• _RECORD EXCERPTS_:

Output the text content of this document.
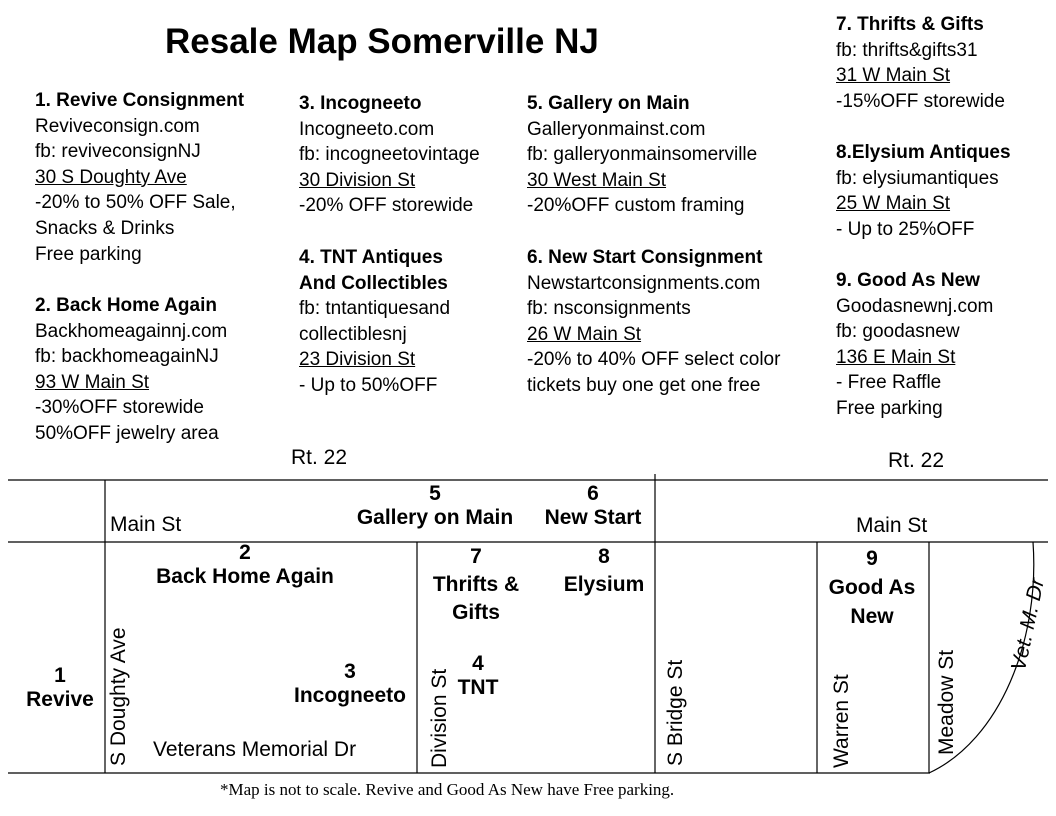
Resale Map Somerville NJ
1. Revive Consignment
Reviveconsign.com
fb: reviveconsignNJ
30 S Doughty Ave
-20% to 50% OFF Sale,
Snacks & Drinks
Free parking
2. Back Home Again
Backhomeagainnj.com
fb: backhomeagainNJ
93 W Main St
-30%OFF storewide
50%OFF jewelry area
3. Incogneeto
Incogneeto.com
fb: incogneetovintage
30 Division St
-20% OFF storewide
4. TNT Antiques
And Collectibles
fb: tntantiquesand
collectiblesnj
23 Division St
- Up to 50%OFF
5. Gallery on Main
Galleryonmainst.com
fb: galleryonmainsomerville
30 West Main St
-20%OFF custom framing
6. New Start Consignment
Newstartconsignments.com
fb: nsconsignments
26 W Main St
-20% to 40% OFF select color
tickets buy one get one free
7. Thrifts & Gifts
fb: thrifts&gifts31
31 W Main St
-15%OFF storewide
8.Elysium Antiques
fb: elysiumantiques
25 W Main St
- Up to 25%OFF
9. Good As New
Goodasnewnj.com
fb: goodasnew
136 E Main St
- Free Raffle
Free parking
Rt. 22	Rt. 22
Main St	Main St
Veterans Memorial Dr
S Doughty Ave	Division St	S Bridge St	Warren St	Meadow St
Vet. M. Dr
1
Revive
2
Back Home Again
3
Incogneeto
4
TNT
5
Gallery on Main
6
New Start
7
Thrifts &
Gifts
8
Elysium
9
Good As
New
*Map is not to scale. Revive and Good As New have Free parking.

• _WRITTEN INSTRUCTION_:
Leave the pictures out, and print every line of the listing exactly as written.

• _WRITTEN SOLUTION_:
Output the text content of this document.
Resale Map Somerville NJ
1. Revive Consignment
Reviveconsign.com
fb: reviveconsignNJ
30 S Doughty Ave
-20% to 50% OFF Sale,
Snacks & Drinks
Free parking
2. Back Home Again
Backhomeagainnj.com
fb: backhomeagainNJ
93 W Main St
-30%OFF storewide
50%OFF jewelry area
3. Incogneeto
Incogneeto.com
fb: incogneetovintage
30 Division St
-20% OFF storewide
4. TNT Antiques
And Collectibles
fb: tntantiquesand
collectiblesnj
23 Division St
- Up to 50%OFF
5. Gallery on Main
Galleryonmainst.com
fb: galleryonmainsomerville
30 West Main St
-20%OFF custom framing
6. New Start Consignment
Newstartconsignments.com
fb: nsconsignments
26 W Main St
-20% to 40% OFF select color
tickets buy one get one free
7. Thrifts & Gifts
fb: thrifts&gifts31
31 W Main St
-15%OFF storewide
8.Elysium Antiques
fb: elysiumantiques
25 W Main St
- Up to 25%OFF
9. Good As New
Goodasnewnj.com
fb: goodasnew
136 E Main St
- Free Raffle
Free parking
Rt. 22	Rt. 22
Main St	Main St
Veterans Memorial Dr
S Doughty Ave	Division St	S Bridge St	Warren St	Meadow St
Vet. M. Dr
1
Revive
2
Back Home Again
3
Incogneeto
4
TNT
5
Gallery on Main
6
New Start
7
Thrifts &
Gifts
8
Elysium
9
Good As
New
*Map is not to scale. Revive and Good As New have Free parking.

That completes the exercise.